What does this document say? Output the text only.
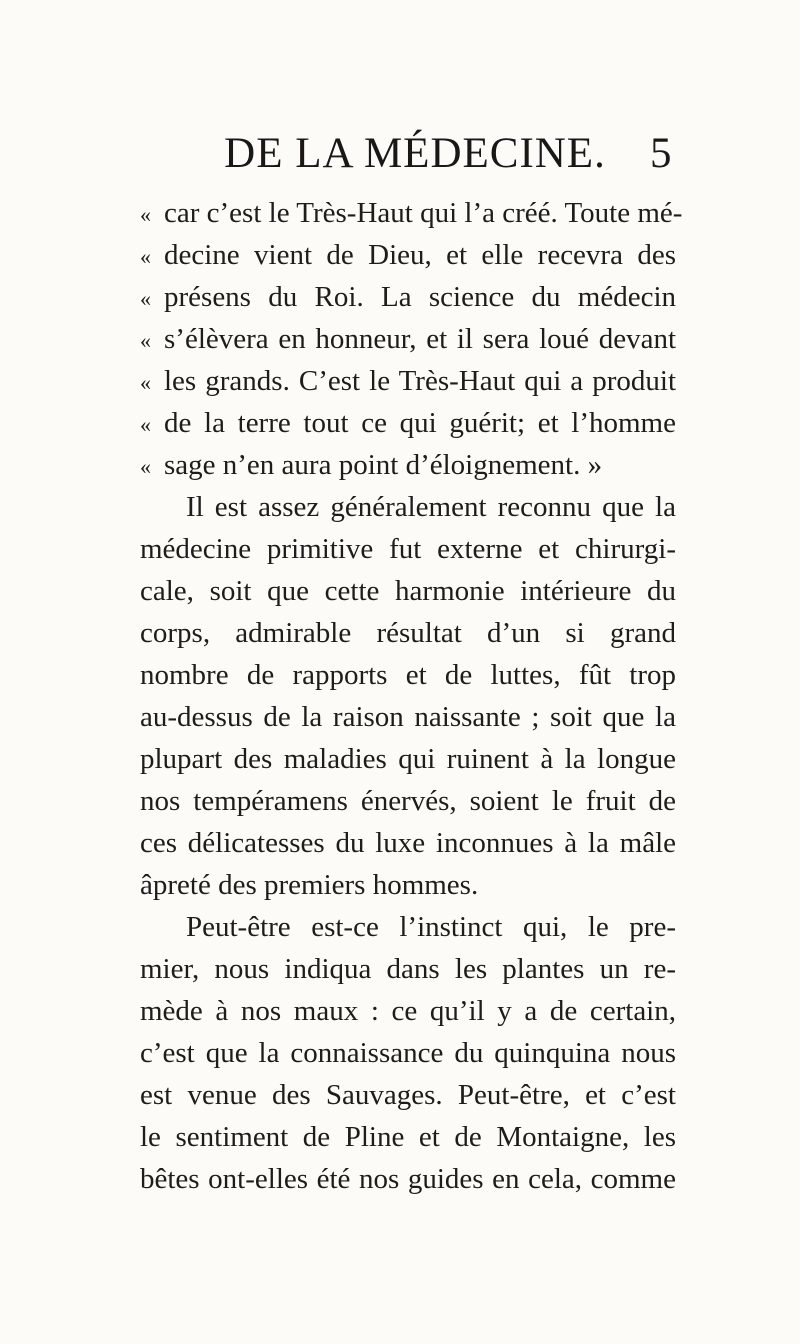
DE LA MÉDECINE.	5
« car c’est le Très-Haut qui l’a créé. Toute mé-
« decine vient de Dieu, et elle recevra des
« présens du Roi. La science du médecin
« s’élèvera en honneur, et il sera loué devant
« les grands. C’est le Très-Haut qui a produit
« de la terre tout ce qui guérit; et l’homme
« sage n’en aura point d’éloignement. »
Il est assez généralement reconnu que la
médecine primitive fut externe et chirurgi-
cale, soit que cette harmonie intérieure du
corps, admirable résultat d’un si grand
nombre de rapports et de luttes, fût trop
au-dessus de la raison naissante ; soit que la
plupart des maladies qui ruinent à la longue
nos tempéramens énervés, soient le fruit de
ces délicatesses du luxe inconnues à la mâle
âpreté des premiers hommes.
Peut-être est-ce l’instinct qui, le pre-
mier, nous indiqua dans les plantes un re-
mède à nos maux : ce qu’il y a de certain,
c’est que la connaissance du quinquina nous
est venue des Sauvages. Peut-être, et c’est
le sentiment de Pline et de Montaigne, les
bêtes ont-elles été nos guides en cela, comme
*****
## Exercise objective:
Copy each line exactly, and leave the pictures out of your copy.

## Exercise solution:
What does this document say? Output the text only.
DE LA MÉDECINE.	5
« car c’est le Très-Haut qui l’a créé. Toute mé-
« decine vient de Dieu, et elle recevra des
« présens du Roi. La science du médecin
« s’élèvera en honneur, et il sera loué devant
« les grands. C’est le Très-Haut qui a produit
« de la terre tout ce qui guérit; et l’homme
« sage n’en aura point d’éloignement. »
Il est assez généralement reconnu que la
médecine primitive fut externe et chirurgi-
cale, soit que cette harmonie intérieure du
corps, admirable résultat d’un si grand
nombre de rapports et de luttes, fût trop
au-dessus de la raison naissante ; soit que la
plupart des maladies qui ruinent à la longue
nos tempéramens énervés, soient le fruit de
ces délicatesses du luxe inconnues à la mâle
âpreté des premiers hommes.
Peut-être est-ce l’instinct qui, le pre-
mier, nous indiqua dans les plantes un re-
mède à nos maux : ce qu’il y a de certain,
c’est que la connaissance du quinquina nous
est venue des Sauvages. Peut-être, et c’est
le sentiment de Pline et de Montaigne, les
bêtes ont-elles été nos guides en cela, comme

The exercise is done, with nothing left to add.